> Task data

----

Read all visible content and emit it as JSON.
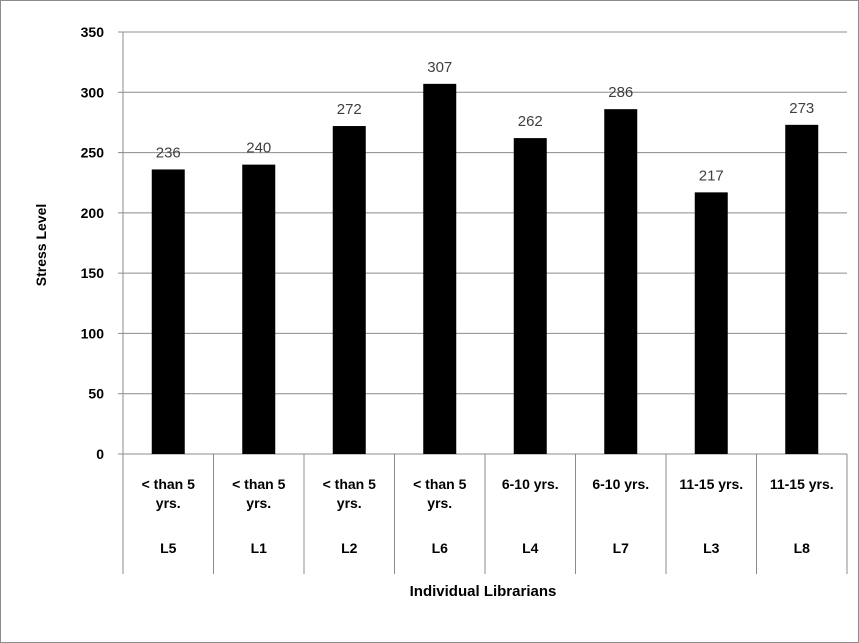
{
  "chart_data": {
    "type": "bar",
    "categories": [
      "L5",
      "L1",
      "L2",
      "L6",
      "L4",
      "L7",
      "L3",
      "L8"
    ],
    "group_labels": [
      [
        "< than 5",
        "yrs."
      ],
      [
        "< than 5",
        "yrs."
      ],
      [
        "< than 5",
        "yrs."
      ],
      [
        "< than 5",
        "yrs."
      ],
      [
        "6-10 yrs."
      ],
      [
        "6-10 yrs."
      ],
      [
        "11-15 yrs."
      ],
      [
        "11-15 yrs."
      ]
    ],
    "values": [
      236,
      240,
      272,
      307,
      262,
      286,
      217,
      273
    ],
    "xlabel": "Individual Librarians",
    "ylabel": "Stress Level",
    "ylim": [
      0,
      350
    ],
    "yticks": [
      0,
      50,
      100,
      150,
      200,
      250,
      300,
      350
    ],
    "grid": true,
    "legend": "none",
    "bar_color": "#000000"
  }
}
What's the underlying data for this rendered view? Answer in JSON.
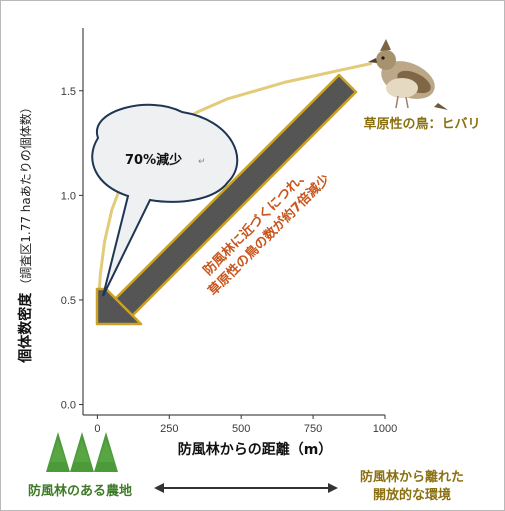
{
  "chart_data": {
    "type": "line",
    "xlabel": "防風林からの距離（m）",
    "ylabel_main": "個体数密度",
    "ylabel_sub": "（調査区1.77 haあたりの個体数）",
    "xlim": [
      -50,
      1000
    ],
    "ylim": [
      -0.05,
      1.8
    ],
    "x_ticks": [
      0,
      250,
      500,
      750,
      1000
    ],
    "y_ticks": [
      0.0,
      0.5,
      1.0,
      1.5
    ],
    "x_tick_labels": [
      "0",
      "250",
      "500",
      "750",
      "1000"
    ],
    "y_tick_labels": [
      "0.0",
      "0.5",
      "1.0",
      "1.5"
    ],
    "series": [
      {
        "color": "#e3cb7a",
        "x": [
          0,
          10,
          25,
          50,
          80,
          120,
          180,
          260,
          350,
          450,
          550,
          650,
          750,
          850,
          950
        ],
        "y": [
          0.42,
          0.62,
          0.78,
          0.93,
          1.04,
          1.14,
          1.24,
          1.33,
          1.4,
          1.46,
          1.5,
          1.54,
          1.57,
          1.6,
          1.63
        ]
      }
    ],
    "grid": false
  },
  "annotations": {
    "bubble_text": "70%減少",
    "bubble_mark": "↵",
    "arrow_text_line1": "防風林に近づくにつれ、",
    "arrow_text_line2": "草原性の鳥の数が約7倍減少",
    "bird_label": "草原性の鳥：ヒバリ",
    "near_label": "防風林のある農地",
    "far_label_line1": "防風林から離れた",
    "far_label_line2": "開放的な環境"
  },
  "colors": {
    "curve": "#e3cb7a",
    "arrow_fill": "#555555",
    "arrow_outline": "#c9a227",
    "orange_text": "#c8561c",
    "olive_text": "#8a7010",
    "green_text": "#3e7a27",
    "tree": "#4c9a3a",
    "bubble_fill": "#eef0f1",
    "bubble_stroke": "#1f3554"
  }
}
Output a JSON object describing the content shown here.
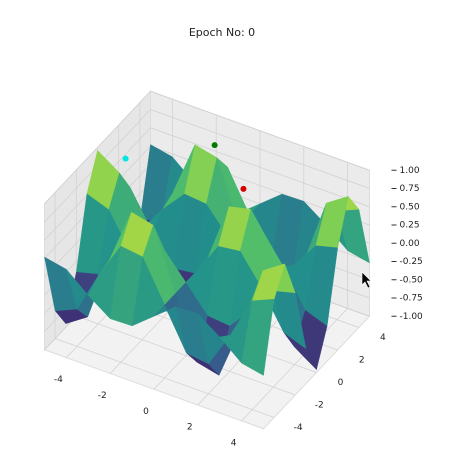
{
  "chart_data": {
    "type": "surface3d",
    "title": "Epoch No: 0",
    "x": [
      -5,
      -4,
      -3,
      -2,
      -1,
      0,
      1,
      2,
      3,
      4,
      5
    ],
    "y": [
      -5,
      -4,
      -3,
      -2,
      -1,
      0,
      1,
      2,
      3,
      4,
      5
    ],
    "z": [
      [
        0.27,
        0.21,
        -0.04,
        -0.25,
        -0.24,
        0,
        0.24,
        0.25,
        0.04,
        -0.21,
        -0.27
      ],
      [
        -0.62,
        -0.49,
        0.09,
        0.59,
        0.55,
        0,
        -0.55,
        -0.59,
        -0.09,
        0.49,
        0.62
      ],
      [
        -0.95,
        -0.75,
        0.14,
        0.9,
        0.83,
        0,
        -0.83,
        -0.9,
        -0.14,
        0.75,
        0.95
      ],
      [
        -0.4,
        -0.32,
        0.06,
        0.38,
        0.35,
        0,
        -0.35,
        -0.38,
        -0.06,
        0.32,
        0.4
      ],
      [
        0.52,
        0.41,
        -0.08,
        -0.49,
        -0.45,
        0,
        0.45,
        0.49,
        0.08,
        -0.41,
        -0.52
      ],
      [
        0.96,
        0.76,
        -0.14,
        -0.91,
        -0.84,
        0,
        0.84,
        0.91,
        0.14,
        -0.76,
        -0.96
      ],
      [
        0.52,
        0.41,
        -0.08,
        -0.49,
        -0.45,
        0,
        0.45,
        0.49,
        0.08,
        -0.41,
        -0.52
      ],
      [
        -0.4,
        -0.32,
        0.06,
        0.38,
        0.35,
        0,
        -0.35,
        -0.38,
        -0.06,
        0.32,
        0.4
      ],
      [
        -0.95,
        -0.75,
        0.14,
        0.9,
        0.83,
        0,
        -0.83,
        -0.9,
        -0.14,
        0.75,
        0.95
      ],
      [
        -0.62,
        -0.49,
        0.09,
        0.59,
        0.55,
        0,
        -0.55,
        -0.59,
        -0.09,
        0.49,
        0.62
      ],
      [
        0.27,
        0.21,
        -0.04,
        -0.25,
        -0.24,
        0,
        0.24,
        0.25,
        0.04,
        -0.21,
        -0.27
      ]
    ],
    "colormap": "viridis",
    "points": [
      {
        "color": "#00e5e5",
        "x": -4.2,
        "y": 1.0,
        "z": 0.78
      },
      {
        "color": "#007a00",
        "x": -1.2,
        "y": 3.2,
        "z": 0.95
      },
      {
        "color": "#d40000",
        "x": 0.6,
        "y": 2.2,
        "z": 0.7
      }
    ],
    "xlim": [
      -5,
      5
    ],
    "ylim": [
      -5,
      5
    ],
    "zlim": [
      -1,
      1
    ],
    "xticks": [
      -4,
      -2,
      0,
      2,
      4
    ],
    "yticks": [
      -4,
      -2,
      0,
      2,
      4
    ],
    "zticks": [
      {
        "value": -1,
        "label": "-1.00"
      },
      {
        "value": -0.75,
        "label": "-0.75"
      },
      {
        "value": -0.5,
        "label": "-0.50"
      },
      {
        "value": -0.25,
        "label": "-0.25"
      },
      {
        "value": 0,
        "label": "0.00"
      },
      {
        "value": 0.25,
        "label": "0.25"
      },
      {
        "value": 0.5,
        "label": "0.50"
      },
      {
        "value": 0.75,
        "label": "0.75"
      },
      {
        "value": 1,
        "label": "1.00"
      }
    ],
    "grid": true
  }
}
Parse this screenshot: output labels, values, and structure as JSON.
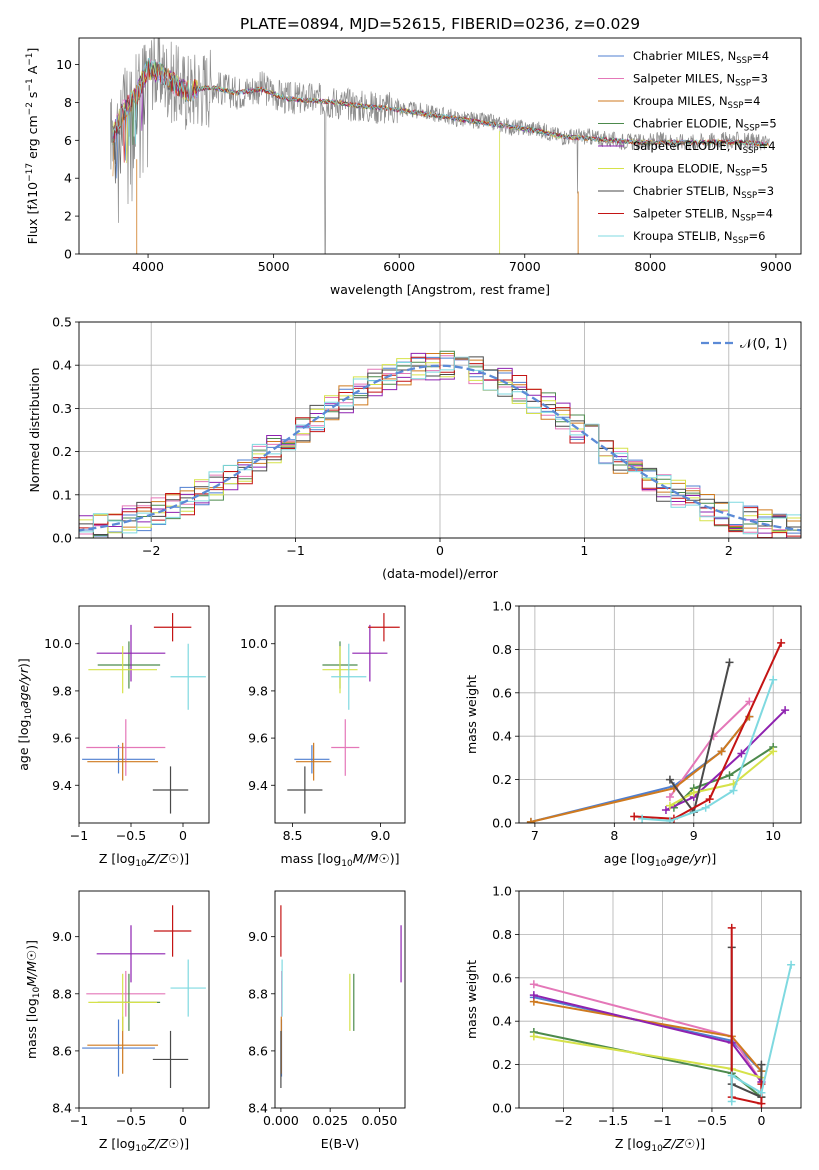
{
  "figure": {
    "title": "PLATE=0894, MJD=52615, FIBERID=0236, z=0.029"
  },
  "colors": {
    "Chabrier MILES": "#4f7fd0",
    "Salpeter MILES": "#e477b8",
    "Kroupa MILES": "#cf7a1f",
    "Chabrier ELODIE": "#4c8a4c",
    "Salpeter ELODIE": "#8e22b0",
    "Kroupa ELODIE": "#d6e24a",
    "Chabrier STELIB": "#4a4a4a",
    "Salpeter STELIB": "#c41414",
    "Kroupa STELIB": "#7fd9e0"
  },
  "chart_data": [
    {
      "id": "spectrum",
      "type": "line",
      "xlabel": "wavelength [Angstrom, rest frame]",
      "ylabel": "Flux [f_λ10^-17 erg cm^-2 s^-1 A^-1]",
      "xlim": [
        3450,
        9200
      ],
      "ylim": [
        0,
        11.4
      ],
      "xticks": [
        4000,
        5000,
        6000,
        7000,
        8000,
        9000
      ],
      "yticks": [
        0,
        2,
        4,
        6,
        8,
        10
      ],
      "legend_position": "top-right",
      "data_series": {
        "name": "",
        "x": [
          3700,
          3800,
          3900,
          4000,
          4100,
          4200,
          4300,
          4500,
          4700,
          4900,
          5100,
          5300,
          5500,
          5700,
          5900,
          6100,
          6300,
          6500,
          6700,
          6900,
          7100,
          7300,
          7500,
          7700,
          7900,
          8100,
          8300,
          8500,
          8700,
          8900
        ],
        "y": [
          6.3,
          7.6,
          8.5,
          9.9,
          9.6,
          9.0,
          8.6,
          8.9,
          8.5,
          8.8,
          8.2,
          8.2,
          8.0,
          7.8,
          7.7,
          7.6,
          7.4,
          7.1,
          7.0,
          6.7,
          6.6,
          6.2,
          6.2,
          6.0,
          5.9,
          6.0,
          5.9,
          6.0,
          6.0,
          5.9
        ]
      },
      "model_x": [
        3700,
        3800,
        3900,
        4000,
        4100,
        4200,
        4300,
        4500,
        4700,
        4900,
        5100,
        5300,
        5500,
        5700,
        5900,
        6100,
        6300,
        6500,
        6700,
        6900,
        7100,
        7300,
        7500,
        7700,
        7900,
        8100,
        8300,
        8500,
        8700,
        8900
      ],
      "model_y": [
        6.0,
        7.5,
        8.3,
        9.8,
        9.5,
        9.0,
        8.6,
        8.8,
        8.5,
        8.7,
        8.2,
        8.1,
        8.0,
        7.8,
        7.7,
        7.5,
        7.3,
        7.1,
        6.9,
        6.7,
        6.5,
        6.2,
        6.1,
        6.0,
        5.9,
        5.9,
        5.9,
        5.9,
        5.9,
        5.8
      ],
      "legend": [
        {
          "name": "Chabrier MILES",
          "label": "Chabrier MILES, N",
          "sub": "SSP",
          "tail": "=4"
        },
        {
          "name": "Salpeter MILES",
          "label": "Salpeter MILES, N",
          "sub": "SSP",
          "tail": "=3"
        },
        {
          "name": "Kroupa MILES",
          "label": "Kroupa MILES, N",
          "sub": "SSP",
          "tail": "=4"
        },
        {
          "name": "Chabrier ELODIE",
          "label": "Chabrier ELODIE, N",
          "sub": "SSP",
          "tail": "=5"
        },
        {
          "name": "Salpeter ELODIE",
          "label": "Salpeter ELODIE, N",
          "sub": "SSP",
          "tail": "=4"
        },
        {
          "name": "Kroupa ELODIE",
          "label": "Kroupa ELODIE, N",
          "sub": "SSP",
          "tail": "=5"
        },
        {
          "name": "Chabrier STELIB",
          "label": "Chabrier STELIB, N",
          "sub": "SSP",
          "tail": "=3"
        },
        {
          "name": "Salpeter STELIB",
          "label": "Salpeter STELIB, N",
          "sub": "SSP",
          "tail": "=4"
        },
        {
          "name": "Kroupa STELIB",
          "label": "Kroupa STELIB, N",
          "sub": "SSP",
          "tail": "=6"
        }
      ]
    },
    {
      "id": "residuals",
      "type": "line",
      "xlabel": "(data-model)/error",
      "ylabel": "Normed distribution",
      "xlim": [
        -2.5,
        2.5
      ],
      "ylim": [
        0,
        0.5
      ],
      "xticks": [
        -2,
        -1,
        0,
        1,
        2
      ],
      "yticks": [
        0.0,
        0.1,
        0.2,
        0.3,
        0.4,
        0.5
      ],
      "grid": true,
      "legend_position": "top-right",
      "gaussian_label": "𝒩(0, 1)",
      "bin_width": 0.1
    },
    {
      "id": "age_vs_Z",
      "type": "scatter",
      "xlabel": "Z [log10(Z/Z☉)]",
      "ylabel": "age  [log10(age/yr)]",
      "xlim": [
        -1.0,
        0.25
      ],
      "ylim": [
        9.24,
        10.16
      ],
      "xticks": [
        -1.0,
        -0.5,
        0.0
      ],
      "yticks": [
        9.4,
        9.6,
        9.8,
        10.0
      ],
      "points": [
        {
          "name": "Chabrier MILES",
          "x": -0.62,
          "y": 9.51,
          "xerr": 0.35,
          "yerr": 0.06
        },
        {
          "name": "Salpeter MILES",
          "x": -0.55,
          "y": 9.56,
          "xerr": 0.38,
          "yerr": 0.12
        },
        {
          "name": "Kroupa MILES",
          "x": -0.58,
          "y": 9.5,
          "xerr": 0.34,
          "yerr": 0.08
        },
        {
          "name": "Chabrier ELODIE",
          "x": -0.52,
          "y": 9.91,
          "xerr": 0.3,
          "yerr": 0.1
        },
        {
          "name": "Salpeter ELODIE",
          "x": -0.5,
          "y": 9.96,
          "xerr": 0.33,
          "yerr": 0.12
        },
        {
          "name": "Kroupa ELODIE",
          "x": -0.58,
          "y": 9.89,
          "xerr": 0.33,
          "yerr": 0.1
        },
        {
          "name": "Chabrier STELIB",
          "x": -0.12,
          "y": 9.38,
          "xerr": 0.17,
          "yerr": 0.1
        },
        {
          "name": "Salpeter STELIB",
          "x": -0.1,
          "y": 10.07,
          "xerr": 0.18,
          "yerr": 0.06
        },
        {
          "name": "Kroupa STELIB",
          "x": 0.05,
          "y": 9.86,
          "xerr": 0.17,
          "yerr": 0.14
        }
      ]
    },
    {
      "id": "age_vs_mass",
      "type": "scatter",
      "xlabel": "mass [log10(M/M☉)]",
      "ylabel": "",
      "xlim": [
        8.4,
        9.14
      ],
      "ylim": [
        9.24,
        10.16
      ],
      "xticks": [
        8.5,
        9.0
      ],
      "yticks": [
        9.4,
        9.6,
        9.8,
        10.0
      ],
      "points": [
        {
          "name": "Chabrier MILES",
          "x": 8.61,
          "y": 9.51,
          "xerr": 0.1,
          "yerr": 0.06
        },
        {
          "name": "Salpeter MILES",
          "x": 8.8,
          "y": 9.56,
          "xerr": 0.08,
          "yerr": 0.12
        },
        {
          "name": "Kroupa MILES",
          "x": 8.62,
          "y": 9.5,
          "xerr": 0.1,
          "yerr": 0.08
        },
        {
          "name": "Chabrier ELODIE",
          "x": 8.77,
          "y": 9.91,
          "xerr": 0.1,
          "yerr": 0.1
        },
        {
          "name": "Salpeter ELODIE",
          "x": 8.94,
          "y": 9.96,
          "xerr": 0.1,
          "yerr": 0.12
        },
        {
          "name": "Kroupa ELODIE",
          "x": 8.77,
          "y": 9.89,
          "xerr": 0.1,
          "yerr": 0.1
        },
        {
          "name": "Chabrier STELIB",
          "x": 8.57,
          "y": 9.38,
          "xerr": 0.1,
          "yerr": 0.1
        },
        {
          "name": "Salpeter STELIB",
          "x": 9.02,
          "y": 10.07,
          "xerr": 0.09,
          "yerr": 0.06
        },
        {
          "name": "Kroupa STELIB",
          "x": 8.82,
          "y": 9.86,
          "xerr": 0.1,
          "yerr": 0.14
        }
      ]
    },
    {
      "id": "weight_vs_age",
      "type": "line",
      "xlabel": "age  [log10(age/yr)]",
      "ylabel": "mass weight",
      "xlim": [
        6.8,
        10.35
      ],
      "ylim": [
        0,
        1.0
      ],
      "xticks": [
        7,
        8,
        9,
        10
      ],
      "yticks": [
        0.0,
        0.2,
        0.4,
        0.6,
        0.8,
        1.0
      ],
      "grid": true,
      "series": [
        {
          "name": "Chabrier MILES",
          "x": [
            6.95,
            8.75,
            9.35,
            9.7
          ],
          "y": [
            0.005,
            0.17,
            0.33,
            0.49
          ]
        },
        {
          "name": "Salpeter MILES",
          "x": [
            8.7,
            9.25,
            9.7
          ],
          "y": [
            0.12,
            0.4,
            0.56
          ]
        },
        {
          "name": "Kroupa MILES",
          "x": [
            6.95,
            8.75,
            9.35,
            9.7
          ],
          "y": [
            0.005,
            0.16,
            0.33,
            0.49
          ]
        },
        {
          "name": "Chabrier ELODIE",
          "x": [
            8.75,
            9.0,
            9.45,
            10.0
          ],
          "y": [
            0.07,
            0.16,
            0.22,
            0.35
          ]
        },
        {
          "name": "Salpeter ELODIE",
          "x": [
            8.65,
            9.0,
            9.6,
            10.15
          ],
          "y": [
            0.06,
            0.12,
            0.32,
            0.52
          ]
        },
        {
          "name": "Kroupa ELODIE",
          "x": [
            8.7,
            9.0,
            9.5,
            10.0
          ],
          "y": [
            0.08,
            0.14,
            0.18,
            0.33
          ]
        },
        {
          "name": "Chabrier STELIB",
          "x": [
            8.7,
            9.0,
            9.45
          ],
          "y": [
            0.2,
            0.05,
            0.74
          ]
        },
        {
          "name": "Salpeter STELIB",
          "x": [
            8.25,
            8.75,
            9.2,
            10.1
          ],
          "y": [
            0.03,
            0.02,
            0.11,
            0.83
          ]
        },
        {
          "name": "Kroupa STELIB",
          "x": [
            8.35,
            8.7,
            9.15,
            9.5,
            10.0
          ],
          "y": [
            0.02,
            0.01,
            0.07,
            0.15,
            0.66
          ]
        }
      ]
    },
    {
      "id": "mass_vs_Z",
      "type": "scatter",
      "xlabel": "Z [log10(Z/Z☉)]",
      "ylabel": "mass [log10(M/M☉)]",
      "xlim": [
        -1.0,
        0.25
      ],
      "ylim": [
        8.4,
        9.16
      ],
      "xticks": [
        -1.0,
        -0.5,
        0.0
      ],
      "yticks": [
        8.4,
        8.6,
        8.8,
        9.0
      ],
      "points": [
        {
          "name": "Chabrier MILES",
          "x": -0.62,
          "y": 8.61,
          "xerr": 0.35,
          "yerr": 0.1
        },
        {
          "name": "Salpeter MILES",
          "x": -0.55,
          "y": 8.8,
          "xerr": 0.38,
          "yerr": 0.08
        },
        {
          "name": "Kroupa MILES",
          "x": -0.58,
          "y": 8.62,
          "xerr": 0.34,
          "yerr": 0.1
        },
        {
          "name": "Chabrier ELODIE",
          "x": -0.52,
          "y": 8.77,
          "xerr": 0.3,
          "yerr": 0.1
        },
        {
          "name": "Salpeter ELODIE",
          "x": -0.5,
          "y": 8.94,
          "xerr": 0.33,
          "yerr": 0.1
        },
        {
          "name": "Kroupa ELODIE",
          "x": -0.58,
          "y": 8.77,
          "xerr": 0.33,
          "yerr": 0.1
        },
        {
          "name": "Chabrier STELIB",
          "x": -0.12,
          "y": 8.57,
          "xerr": 0.17,
          "yerr": 0.1
        },
        {
          "name": "Salpeter STELIB",
          "x": -0.1,
          "y": 9.02,
          "xerr": 0.18,
          "yerr": 0.09
        },
        {
          "name": "Kroupa STELIB",
          "x": 0.05,
          "y": 8.82,
          "xerr": 0.17,
          "yerr": 0.1
        }
      ]
    },
    {
      "id": "mass_vs_ebv",
      "type": "scatter",
      "xlabel": "E(B-V)",
      "ylabel": "",
      "xlim": [
        -0.003,
        0.063
      ],
      "ylim": [
        8.4,
        9.16
      ],
      "xticks": [
        0.0,
        0.025,
        0.05
      ],
      "yticks": [
        8.4,
        8.6,
        8.8,
        9.0
      ],
      "points": [
        {
          "name": "Chabrier MILES",
          "x": 0.0003,
          "y": 8.61,
          "xerr": 0.0,
          "yerr": 0.1
        },
        {
          "name": "Salpeter MILES",
          "x": 0.0004,
          "y": 8.8,
          "xerr": 0.0,
          "yerr": 0.08
        },
        {
          "name": "Kroupa MILES",
          "x": 0.0002,
          "y": 8.62,
          "xerr": 0.0,
          "yerr": 0.1
        },
        {
          "name": "Chabrier ELODIE",
          "x": 0.037,
          "y": 8.77,
          "xerr": 0.0,
          "yerr": 0.1
        },
        {
          "name": "Salpeter ELODIE",
          "x": 0.061,
          "y": 8.94,
          "xerr": 0.0,
          "yerr": 0.1
        },
        {
          "name": "Kroupa ELODIE",
          "x": 0.035,
          "y": 8.77,
          "xerr": 0.0,
          "yerr": 0.1
        },
        {
          "name": "Chabrier STELIB",
          "x": 0.0,
          "y": 8.57,
          "xerr": 0.0,
          "yerr": 0.1
        },
        {
          "name": "Salpeter STELIB",
          "x": 0.0,
          "y": 9.02,
          "xerr": 0.0,
          "yerr": 0.09
        },
        {
          "name": "Kroupa STELIB",
          "x": 0.0006,
          "y": 8.82,
          "xerr": 0.0,
          "yerr": 0.1
        }
      ]
    },
    {
      "id": "weight_vs_Z",
      "type": "line",
      "xlabel": "Z [log10(Z/Z☉)]",
      "ylabel": "mass weight",
      "xlim": [
        -2.45,
        0.4
      ],
      "ylim": [
        0,
        1.0
      ],
      "xticks": [
        -2.0,
        -1.5,
        -1.0,
        -0.5,
        0.0
      ],
      "yticks": [
        0.0,
        0.2,
        0.4,
        0.6,
        0.8,
        1.0
      ],
      "grid": true,
      "series": [
        {
          "name": "Chabrier MILES",
          "x": [
            -2.3,
            -0.3,
            0.0
          ],
          "y": [
            0.51,
            0.31,
            0.17
          ]
        },
        {
          "name": "Salpeter MILES",
          "x": [
            -2.3,
            -0.3,
            0.0
          ],
          "y": [
            0.57,
            0.33,
            0.12
          ]
        },
        {
          "name": "Kroupa MILES",
          "x": [
            -2.3,
            -0.3,
            0.0
          ],
          "y": [
            0.49,
            0.33,
            0.17
          ]
        },
        {
          "name": "Chabrier ELODIE",
          "x": [
            -2.3,
            -0.3,
            0.0
          ],
          "y": [
            0.35,
            0.16,
            0.05
          ]
        },
        {
          "name": "Salpeter ELODIE",
          "x": [
            -2.3,
            -0.3,
            0.0
          ],
          "y": [
            0.52,
            0.3,
            0.12
          ]
        },
        {
          "name": "Kroupa ELODIE",
          "x": [
            -2.3,
            -0.3,
            0.0
          ],
          "y": [
            0.33,
            0.18,
            0.14
          ]
        },
        {
          "name": "Chabrier STELIB",
          "x": [
            -0.3,
            -0.3,
            0.0,
            0.0
          ],
          "y": [
            0.74,
            0.11,
            0.05,
            0.2
          ]
        },
        {
          "name": "Salpeter STELIB",
          "x": [
            -0.3,
            -0.3,
            0.0,
            0.0
          ],
          "y": [
            0.83,
            0.05,
            0.02,
            0.11
          ]
        },
        {
          "name": "Kroupa STELIB",
          "x": [
            -0.3,
            -0.3,
            0.0,
            0.3
          ],
          "y": [
            0.03,
            0.15,
            0.07,
            0.66
          ]
        }
      ]
    }
  ]
}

----

> Your task
Each line above that holds the string "values" should be copied and shown.

> Reply
    "values": [
Parse this screenshot: output labels, values, and structure as JSON.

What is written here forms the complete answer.